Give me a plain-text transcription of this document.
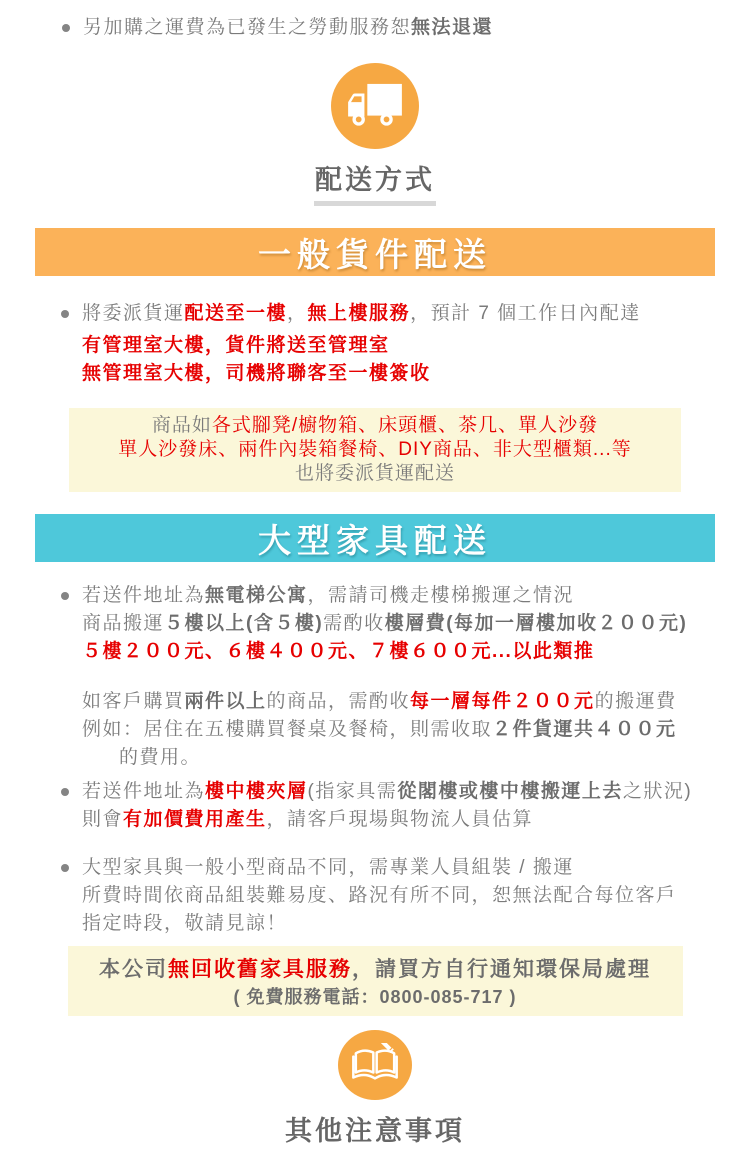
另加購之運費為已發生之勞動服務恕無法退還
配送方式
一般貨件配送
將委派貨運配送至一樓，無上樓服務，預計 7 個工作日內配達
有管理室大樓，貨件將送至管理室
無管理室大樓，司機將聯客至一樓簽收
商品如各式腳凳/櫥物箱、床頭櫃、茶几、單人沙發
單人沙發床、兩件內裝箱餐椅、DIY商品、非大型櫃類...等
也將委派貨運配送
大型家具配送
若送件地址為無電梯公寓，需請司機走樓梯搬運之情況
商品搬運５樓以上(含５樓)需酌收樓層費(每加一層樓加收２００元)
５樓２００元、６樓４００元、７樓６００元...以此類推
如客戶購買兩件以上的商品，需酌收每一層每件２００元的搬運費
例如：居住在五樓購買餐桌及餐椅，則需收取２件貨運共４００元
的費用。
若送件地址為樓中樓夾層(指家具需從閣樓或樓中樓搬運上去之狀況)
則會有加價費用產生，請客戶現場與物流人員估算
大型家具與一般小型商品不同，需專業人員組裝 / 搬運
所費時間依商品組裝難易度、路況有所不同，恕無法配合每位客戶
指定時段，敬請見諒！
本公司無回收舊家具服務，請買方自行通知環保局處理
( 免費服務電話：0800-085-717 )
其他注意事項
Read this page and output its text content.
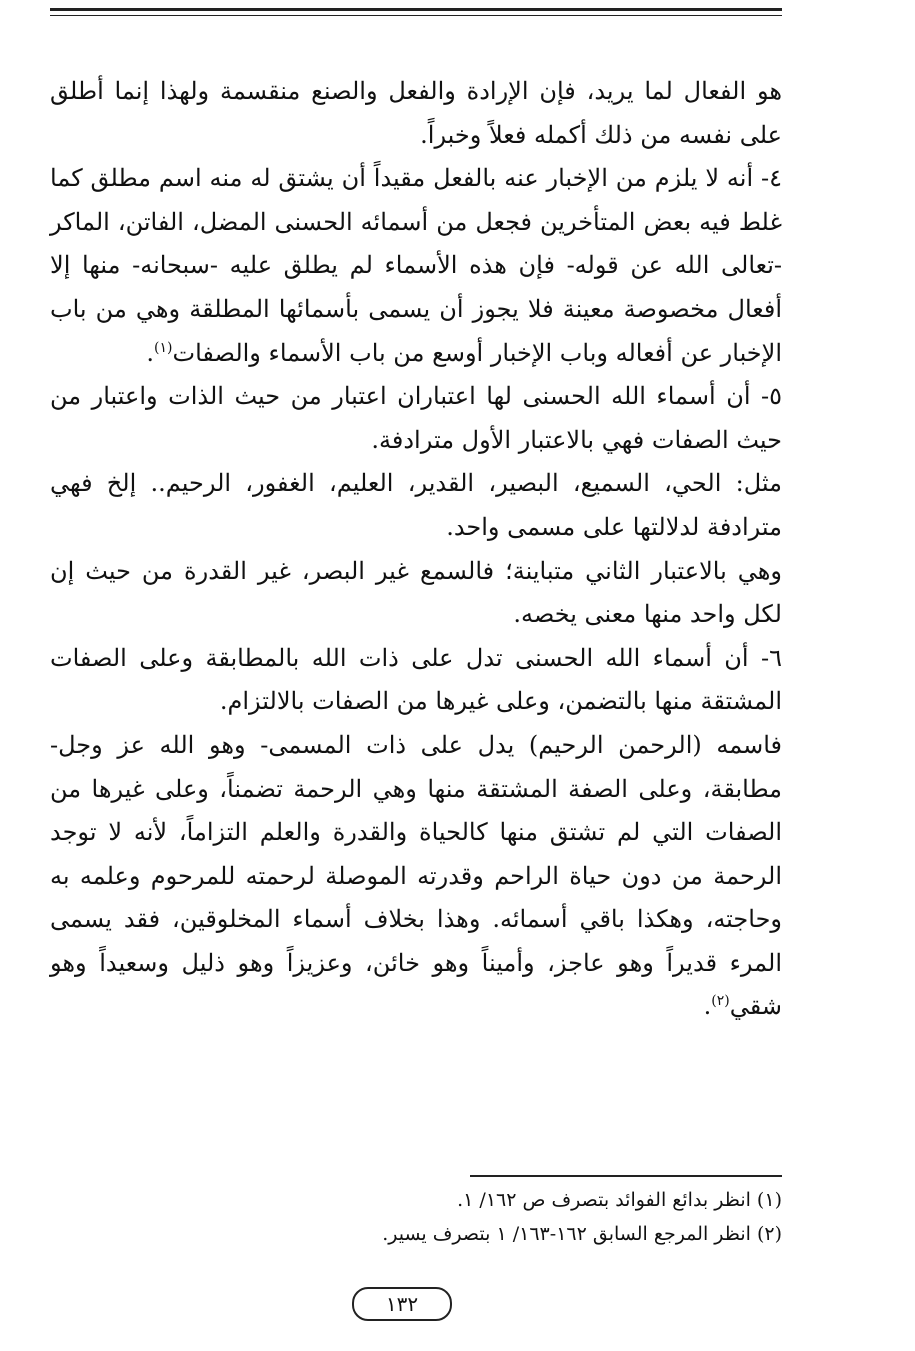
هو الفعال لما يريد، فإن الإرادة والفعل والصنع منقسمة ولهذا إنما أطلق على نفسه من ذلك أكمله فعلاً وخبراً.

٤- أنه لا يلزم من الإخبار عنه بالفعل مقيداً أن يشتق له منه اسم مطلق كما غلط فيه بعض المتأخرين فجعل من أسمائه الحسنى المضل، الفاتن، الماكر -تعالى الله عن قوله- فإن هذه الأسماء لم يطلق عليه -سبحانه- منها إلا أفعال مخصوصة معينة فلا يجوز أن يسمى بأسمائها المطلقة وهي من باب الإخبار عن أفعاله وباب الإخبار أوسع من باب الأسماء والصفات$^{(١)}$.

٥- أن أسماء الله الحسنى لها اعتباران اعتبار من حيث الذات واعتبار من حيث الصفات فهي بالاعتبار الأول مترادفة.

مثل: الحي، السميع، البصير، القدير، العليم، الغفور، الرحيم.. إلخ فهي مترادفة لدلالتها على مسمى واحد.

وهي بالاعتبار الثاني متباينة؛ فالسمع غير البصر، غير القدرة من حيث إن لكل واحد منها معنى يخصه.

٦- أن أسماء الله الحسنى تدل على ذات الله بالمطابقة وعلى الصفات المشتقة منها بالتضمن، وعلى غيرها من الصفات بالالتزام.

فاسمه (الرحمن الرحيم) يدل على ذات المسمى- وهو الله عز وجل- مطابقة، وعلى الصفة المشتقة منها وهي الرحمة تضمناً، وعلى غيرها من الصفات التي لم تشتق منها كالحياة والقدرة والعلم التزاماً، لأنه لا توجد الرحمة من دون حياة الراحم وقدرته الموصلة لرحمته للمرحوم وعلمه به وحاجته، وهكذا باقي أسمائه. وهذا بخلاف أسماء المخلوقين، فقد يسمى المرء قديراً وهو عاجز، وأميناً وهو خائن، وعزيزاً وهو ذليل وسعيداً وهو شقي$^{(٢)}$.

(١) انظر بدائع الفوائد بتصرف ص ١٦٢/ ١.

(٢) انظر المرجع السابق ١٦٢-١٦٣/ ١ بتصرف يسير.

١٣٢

* * *

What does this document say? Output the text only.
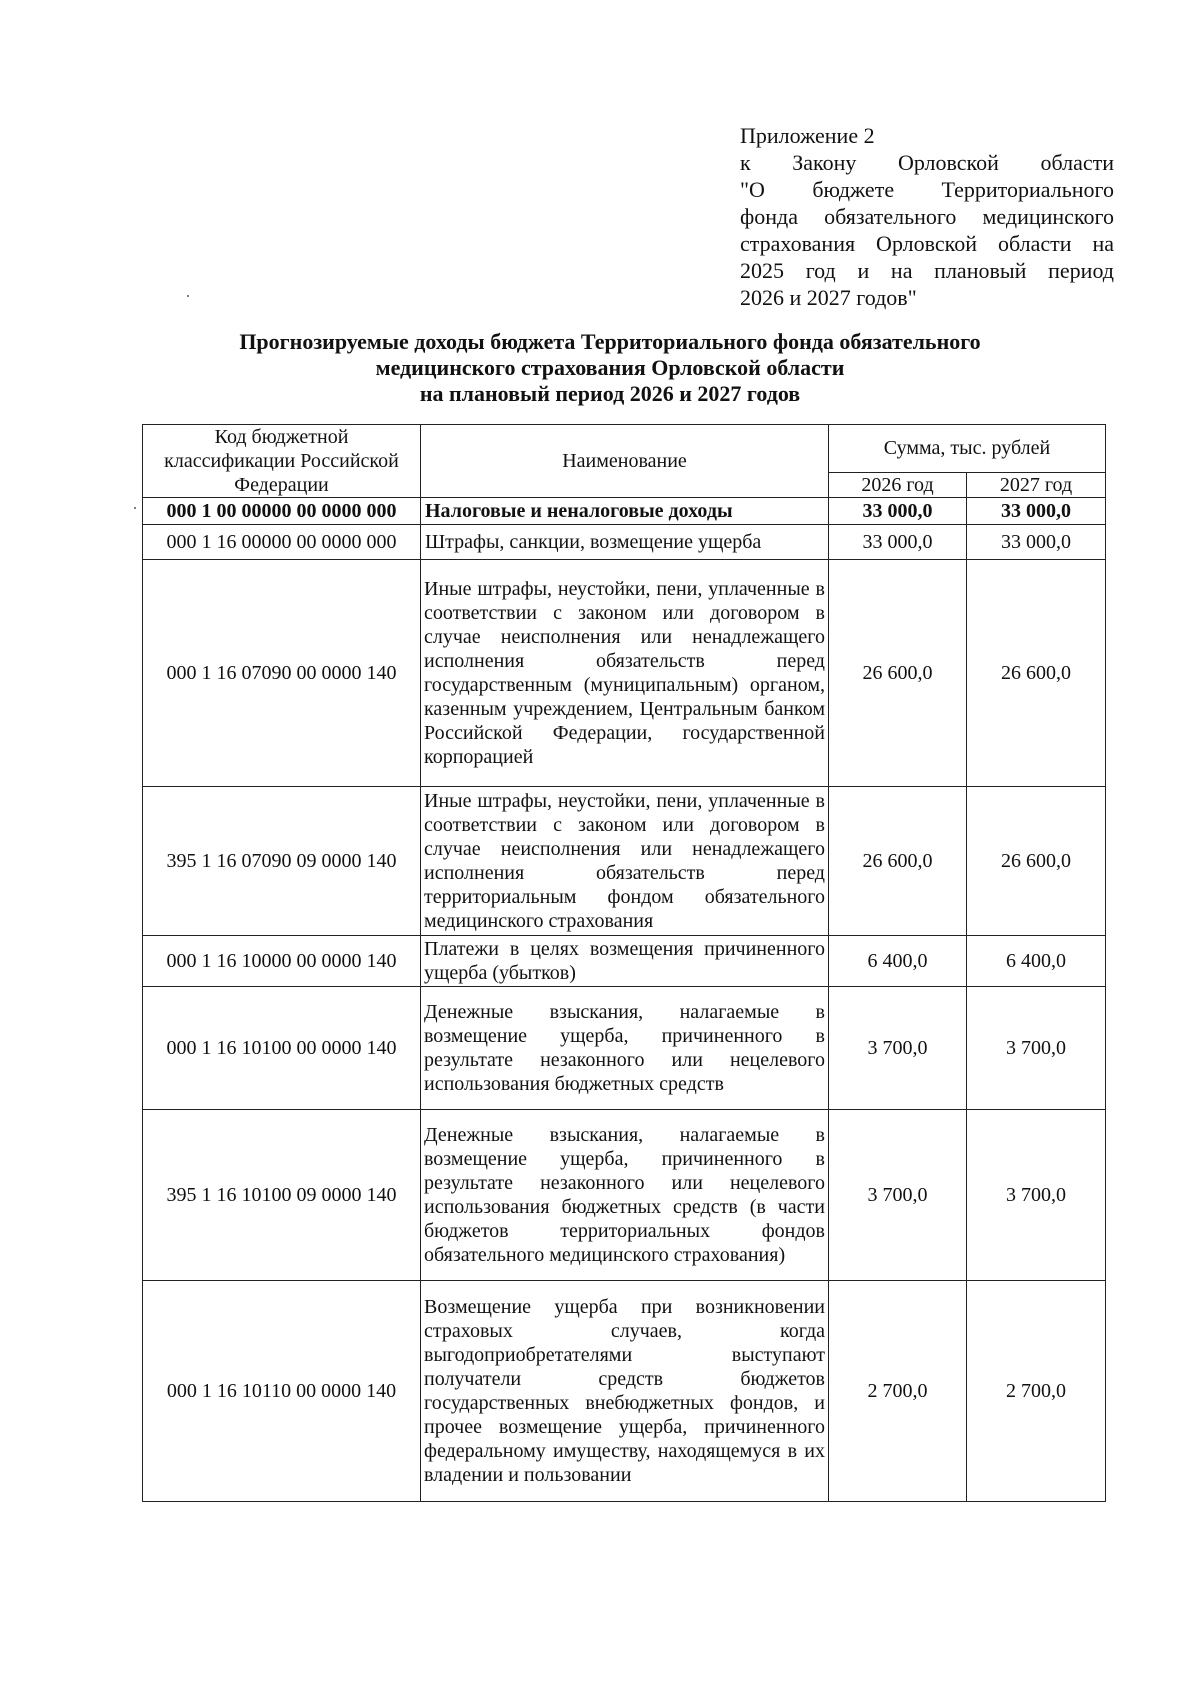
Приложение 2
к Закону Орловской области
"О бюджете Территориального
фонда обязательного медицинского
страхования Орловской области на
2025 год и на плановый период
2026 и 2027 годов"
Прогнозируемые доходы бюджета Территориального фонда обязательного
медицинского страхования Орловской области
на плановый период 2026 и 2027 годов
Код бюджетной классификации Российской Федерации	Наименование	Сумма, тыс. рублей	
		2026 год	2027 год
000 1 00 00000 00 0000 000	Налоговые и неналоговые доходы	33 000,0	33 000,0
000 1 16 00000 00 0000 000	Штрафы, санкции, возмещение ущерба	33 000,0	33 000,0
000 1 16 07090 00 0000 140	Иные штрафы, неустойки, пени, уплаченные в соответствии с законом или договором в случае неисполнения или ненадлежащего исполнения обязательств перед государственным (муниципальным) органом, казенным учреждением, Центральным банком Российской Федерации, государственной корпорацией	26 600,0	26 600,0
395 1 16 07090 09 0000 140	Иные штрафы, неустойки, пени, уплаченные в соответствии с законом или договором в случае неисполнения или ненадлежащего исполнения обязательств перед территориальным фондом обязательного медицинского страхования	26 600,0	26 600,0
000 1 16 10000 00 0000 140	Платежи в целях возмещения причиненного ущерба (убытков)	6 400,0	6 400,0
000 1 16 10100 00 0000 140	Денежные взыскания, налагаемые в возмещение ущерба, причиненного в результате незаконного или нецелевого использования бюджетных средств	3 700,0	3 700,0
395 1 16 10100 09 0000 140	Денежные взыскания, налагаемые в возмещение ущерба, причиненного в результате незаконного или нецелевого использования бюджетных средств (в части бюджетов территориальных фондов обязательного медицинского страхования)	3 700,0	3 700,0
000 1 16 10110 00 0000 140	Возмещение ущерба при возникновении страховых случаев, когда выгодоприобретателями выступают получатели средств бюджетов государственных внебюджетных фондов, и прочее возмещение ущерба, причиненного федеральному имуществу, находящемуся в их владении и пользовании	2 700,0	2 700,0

§ **To do**: Which lines contain "нецелевого"? Copy each of them out.

§ **Right answer**:
000 1 16 10100 00 0000 140	Денежные взыскания, налагаемые в возмещение ущерба, причиненного в результате незаконного или нецелевого использования бюджетных средств	3 700,0	3 700,0
395 1 16 10100 09 0000 140	Денежные взыскания, налагаемые в возмещение ущерба, причиненного в результате незаконного или нецелевого использования бюджетных средств (в части бюджетов территориальных фондов обязательного медицинского страхования)	3 700,0	3 700,0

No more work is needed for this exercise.